Raw records —

====================

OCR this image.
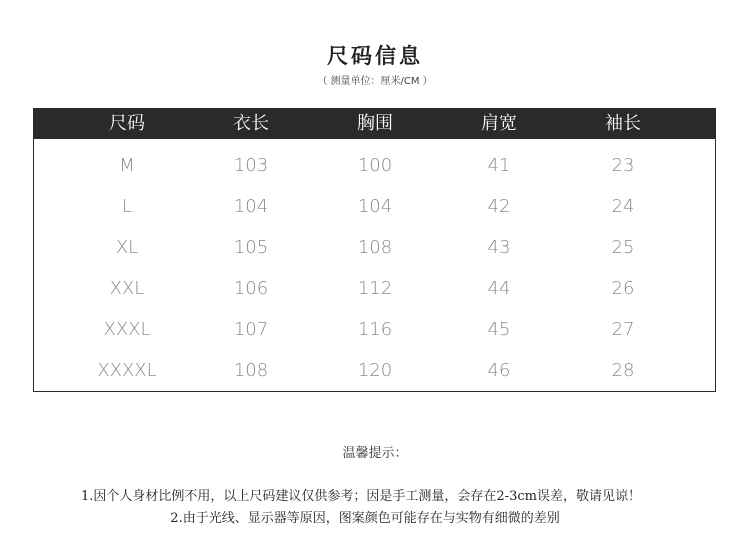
尺码信息
（ 测量单位：厘米/CM ）
尺码	衣长	胸围	肩宽	袖长
M	103	100	41	23
L	104	104	42	24
XL	105	108	43	25
XXL	106	112	44	26
XXXL	107	116	45	27
XXXXL	108	120	46	28
温馨提示：
1.因个人身材比例不用，以上尺码建议仅供参考；因是手工测量，会存在2-3cm误差，敬请见谅！
2.由于光线、显示器等原因，图案颜色可能存在与实物有细微的差别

====================

Task brief — Restate the whole listing above exactly, please, omitting every image.

Correct response —
OCR this image.
尺码信息
（ 测量单位：厘米/CM ）
尺码	衣长	胸围	肩宽	袖长
M	103	100	41	23
L	104	104	42	24
XL	105	108	43	25
XXL	106	112	44	26
XXXL	107	116	45	27
XXXXL	108	120	46	28
温馨提示：
1.因个人身材比例不用，以上尺码建议仅供参考；因是手工测量，会存在2-3cm误差，敬请见谅！
2.由于光线、显示器等原因，图案颜色可能存在与实物有细微的差别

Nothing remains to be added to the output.